Exercise directions: Take from the listing each line that has the string "innego".

Data listing:
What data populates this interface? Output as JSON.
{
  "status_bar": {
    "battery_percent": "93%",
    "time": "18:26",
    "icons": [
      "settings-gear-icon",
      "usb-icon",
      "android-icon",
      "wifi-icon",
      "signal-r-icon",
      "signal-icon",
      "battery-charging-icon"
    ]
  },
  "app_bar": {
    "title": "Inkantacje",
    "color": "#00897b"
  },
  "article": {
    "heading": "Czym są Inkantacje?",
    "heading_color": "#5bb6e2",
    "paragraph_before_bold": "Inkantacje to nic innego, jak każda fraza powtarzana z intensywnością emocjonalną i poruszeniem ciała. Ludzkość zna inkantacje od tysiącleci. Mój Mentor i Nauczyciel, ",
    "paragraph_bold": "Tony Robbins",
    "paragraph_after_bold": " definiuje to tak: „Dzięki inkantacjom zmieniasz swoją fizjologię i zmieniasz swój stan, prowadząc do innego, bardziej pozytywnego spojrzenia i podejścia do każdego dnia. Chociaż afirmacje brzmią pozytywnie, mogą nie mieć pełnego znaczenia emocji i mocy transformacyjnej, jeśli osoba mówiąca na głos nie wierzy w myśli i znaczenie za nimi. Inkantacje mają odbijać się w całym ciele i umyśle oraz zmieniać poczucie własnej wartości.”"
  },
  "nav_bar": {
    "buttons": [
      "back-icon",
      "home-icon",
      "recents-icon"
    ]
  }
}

Exercise result:
    "paragraph_before_bold": "Inkantacje to nic innego, jak każda fraza powtarzana z intensywnością emocjonalną i poruszeniem ciała. Ludzkość zna inkantacje od tysiącleci. Mój Mentor i Nauczyciel, ",
    "paragraph_after_bold": " definiuje to tak: „Dzięki inkantacjom zmieniasz swoją fizjologię i zmieniasz swój stan, prowadząc do innego, bardziej pozytywnego spojrzenia i podejścia do każdego dnia. Chociaż afirmacje brzmią pozytywnie, mogą nie mieć pełnego znaczenia emocji i mocy transformacyjnej, jeśli osoba mówiąca na głos nie wierzy w myśli i znaczenie za nimi. Inkantacje mają odbijać się w całym ciele i umyśle oraz zmieniać poczucie własnej wartości.”"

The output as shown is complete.